In the copy, keep every record exact and leave out all images.

— start of PROVIDED RECORDS —

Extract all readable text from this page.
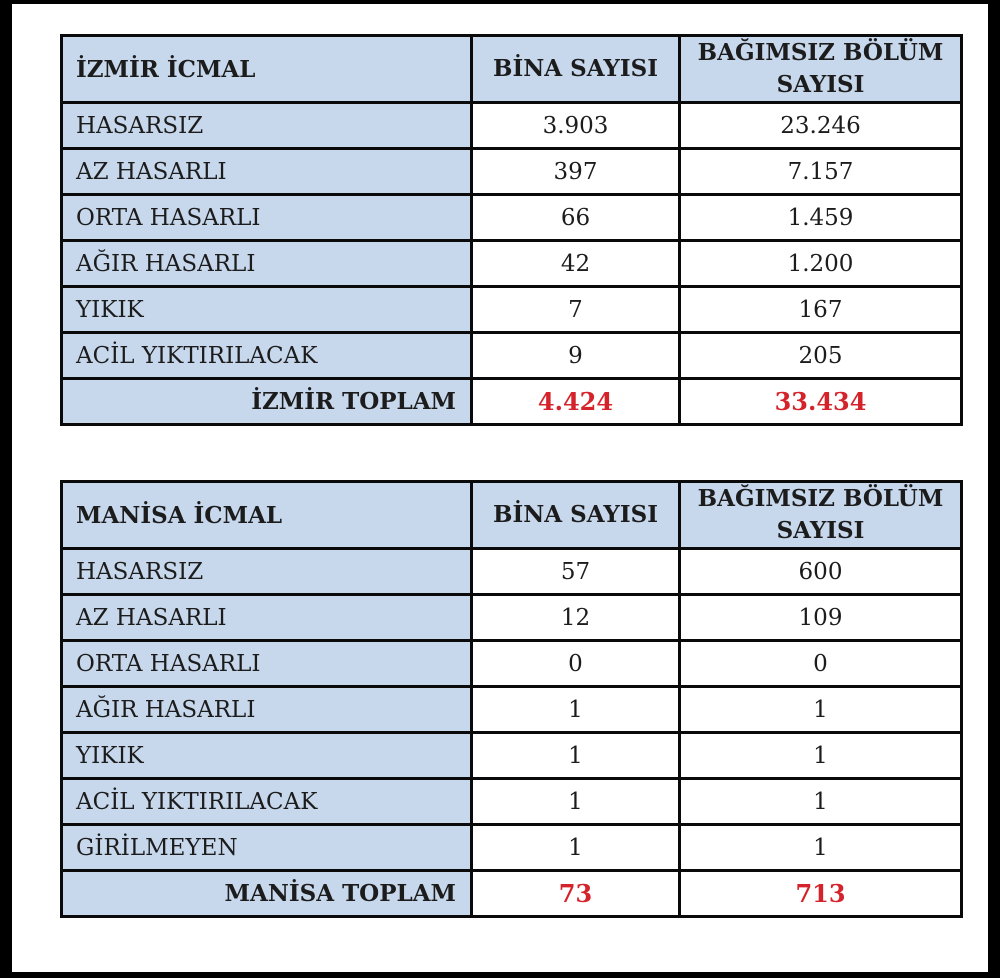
İZMİR İCMAL	BİNA SAYISI	BAĞIMSIZ BÖLÜM SAYISI
HASARSIZ	3.903	23.246
AZ HASARLI	397	7.157
ORTA HASARLI	66	1.459
AĞIR HASARLI	42	1.200
YIKIK	7	167
ACİL YIKTIRILACAK	9	205
İZMİR TOPLAM	4.424	33.434
MANİSA İCMAL	BİNA SAYISI	BAĞIMSIZ BÖLÜM SAYISI
HASARSIZ	57	600
AZ HASARLI	12	109
ORTA HASARLI	0	0
AĞIR HASARLI	1	1
YIKIK	1	1
ACİL YIKTIRILACAK	1	1
GİRİLMEYEN	1	1
MANİSA TOPLAM	73	713
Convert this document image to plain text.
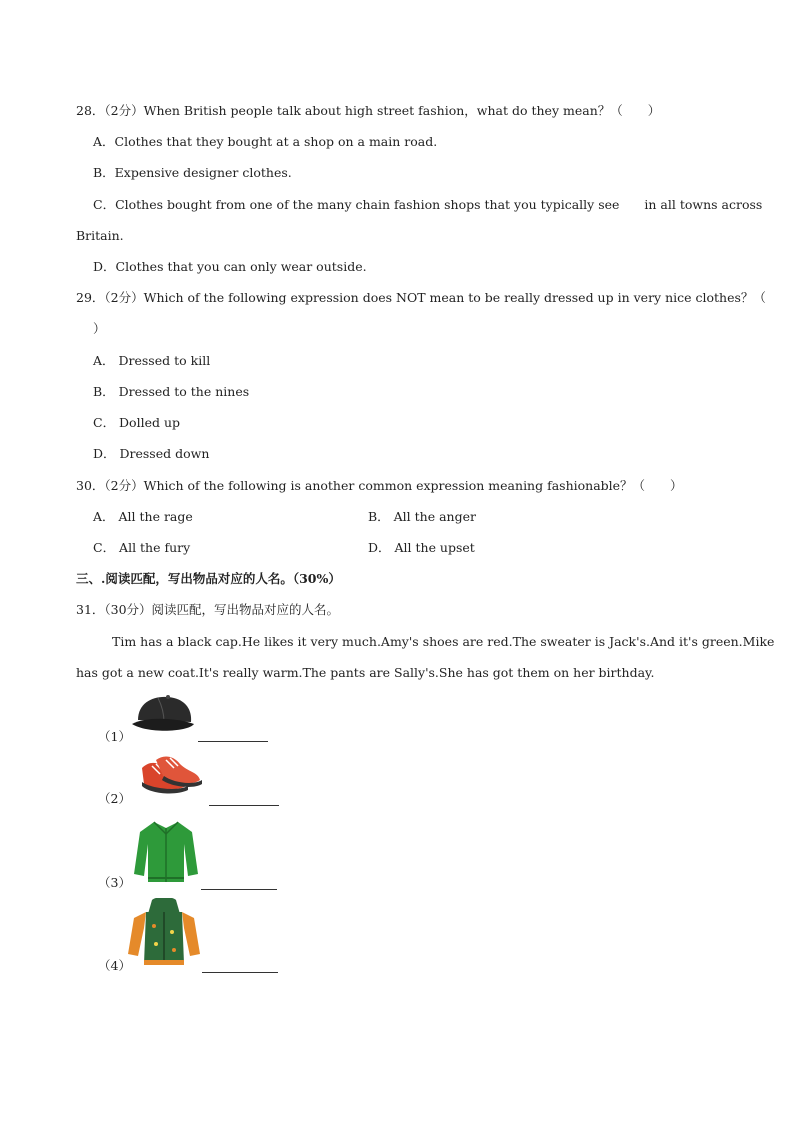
28．（2分）When British people talk about high street fashion，what do they mean？（　　）
A．Clothes that they bought at a shop on a main road.
B．Expensive designer clothes.
C．Clothes bought from one of the many chain fashion shops that you typically see　　in all towns across
Britain.
D．Clothes that you can only wear outside.
29．（2分）Which of the following expression does NOT mean to be really dressed up in very nice clothes？（
）
A． Dressed to kill
B． Dressed to the nines
C． Dolled up
D． Dressed down
30．（2分）Which of the following is another common expression meaning fashionable？（　　）
A． All the rage	B． All the anger
C． All the fury	D． All the upset
三、.阅读匹配，写出物品对应的人名。（30%）
31．（30分）阅读匹配，写出物品对应的人名。
Tim has a black cap.He likes it very much.Amy's shoes are red.The sweater is Jack's.And it's green.Mike
has got a new coat.It's really warm.The pants are Sally's.She has got them on her birthday.
（1）
（2）
（3）
（4）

— end of PROVIDED RECORDS —

▶ [EXERCISE OUTPUT]
Extract all readable text from this page.
İZMİR İCMAL	BİNA SAYISI	BAĞIMSIZ BÖLÜM SAYISI
HASARSIZ	3.903	23.246
AZ HASARLI	397	7.157
ORTA HASARLI	66	1.459
AĞIR HASARLI	42	1.200
YIKIK	7	167
ACİL YIKTIRILACAK	9	205
İZMİR TOPLAM	4.424	33.434
MANİSA İCMAL	BİNA SAYISI	BAĞIMSIZ BÖLÜM SAYISI
HASARSIZ	57	600
AZ HASARLI	12	109
ORTA HASARLI	0	0
AĞIR HASARLI	1	1
YIKIK	1	1
ACİL YIKTIRILACAK	1	1
GİRİLMEYEN	1	1
MANİSA TOPLAM	73	713
Convert this document image to plain text.
28．（2分）When British people talk about high street fashion，what do they mean？（　　）
A．Clothes that they bought at a shop on a main road.
B．Expensive designer clothes.
C．Clothes bought from one of the many chain fashion shops that you typically see　　in all towns across
Britain.
D．Clothes that you can only wear outside.
29．（2分）Which of the following expression does NOT mean to be really dressed up in very nice clothes？（
）
A． Dressed to kill
B． Dressed to the nines
C． Dolled up
D． Dressed down
30．（2分）Which of the following is another common expression meaning fashionable？（　　）
A． All the rage	B． All the anger
C． All the fury	D． All the upset
三、.阅读匹配，写出物品对应的人名。（30%）
31．（30分）阅读匹配，写出物品对应的人名。
Tim has a black cap.He likes it very much.Amy's shoes are red.The sweater is Jack's.And it's green.Mike
has got a new coat.It's really warm.The pants are Sally's.She has got them on her birthday.
（1）
（2）
（3）
（4）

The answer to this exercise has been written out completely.